__WHAT TO PRODUCE__. Extract every record, exactly as written, and ignore the pictures.

__EXTRACTED INFORMATION__.
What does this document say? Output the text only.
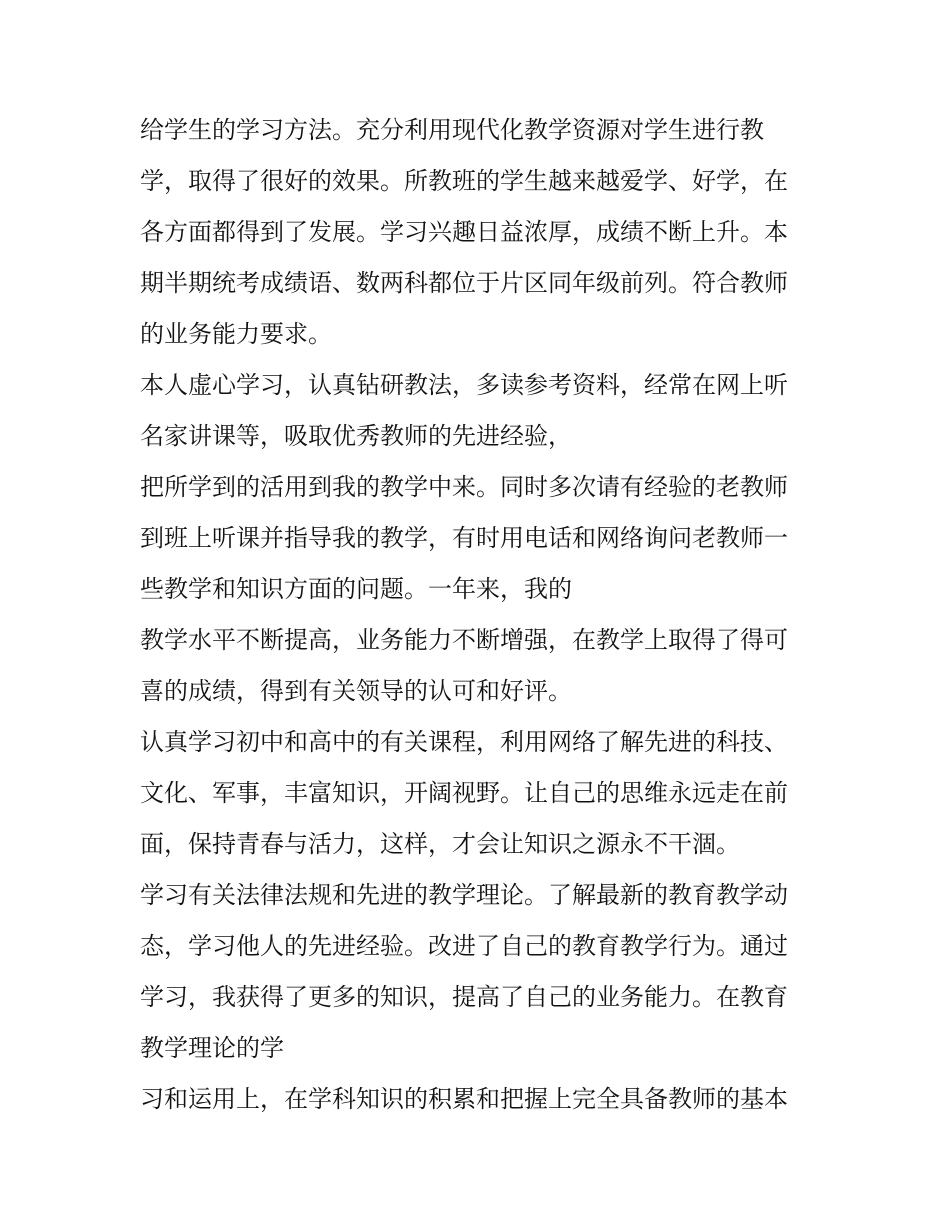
给学生的学习方法。充分利用现代化教学资源对学生进行教
学，取得了很好的效果。所教班的学生越来越爱学、好学，在
各方面都得到了发展。学习兴趣日益浓厚，成绩不断上升。本
期半期统考成绩语、数两科都位于片区同年级前列。符合教师
的业务能力要求。
本人虚心学习，认真钻研教法，多读参考资料，经常在网上听
名家讲课等，吸取优秀教师的先进经验，
把所学到的活用到我的教学中来。同时多次请有经验的老教师
到班上听课并指导我的教学，有时用电话和网络询问老教师一
些教学和知识方面的问题。一年来，我的
教学水平不断提高，业务能力不断增强，在教学上取得了得可
喜的成绩，得到有关领导的认可和好评。
认真学习初中和高中的有关课程，利用网络了解先进的科技、
文化、军事，丰富知识，开阔视野。让自己的思维永远走在前
面，保持青春与活力，这样，才会让知识之源永不干涸。
学习有关法律法规和先进的教学理论。了解最新的教育教学动
态，学习他人的先进经验。改进了自己的教育教学行为。通过
学习，我获得了更多的知识，提高了自己的业务能力。在教育
教学理论的学
习和运用上，在学科知识的积累和把握上完全具备教师的基本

__CORRECT ANSWER__.
What does this document say? Output the text only.
给学生的学习方法。充分利用现代化教学资源对学生进行教
学，取得了很好的效果。所教班的学生越来越爱学、好学，在
各方面都得到了发展。学习兴趣日益浓厚，成绩不断上升。本
期半期统考成绩语、数两科都位于片区同年级前列。符合教师
的业务能力要求。
本人虚心学习，认真钻研教法，多读参考资料，经常在网上听
名家讲课等，吸取优秀教师的先进经验，
把所学到的活用到我的教学中来。同时多次请有经验的老教师
到班上听课并指导我的教学，有时用电话和网络询问老教师一
些教学和知识方面的问题。一年来，我的
教学水平不断提高，业务能力不断增强，在教学上取得了得可
喜的成绩，得到有关领导的认可和好评。
认真学习初中和高中的有关课程，利用网络了解先进的科技、
文化、军事，丰富知识，开阔视野。让自己的思维永远走在前
面，保持青春与活力，这样，才会让知识之源永不干涸。
学习有关法律法规和先进的教学理论。了解最新的教育教学动
态，学习他人的先进经验。改进了自己的教育教学行为。通过
学习，我获得了更多的知识，提高了自己的业务能力。在教育
教学理论的学
习和运用上，在学科知识的积累和把握上完全具备教师的基本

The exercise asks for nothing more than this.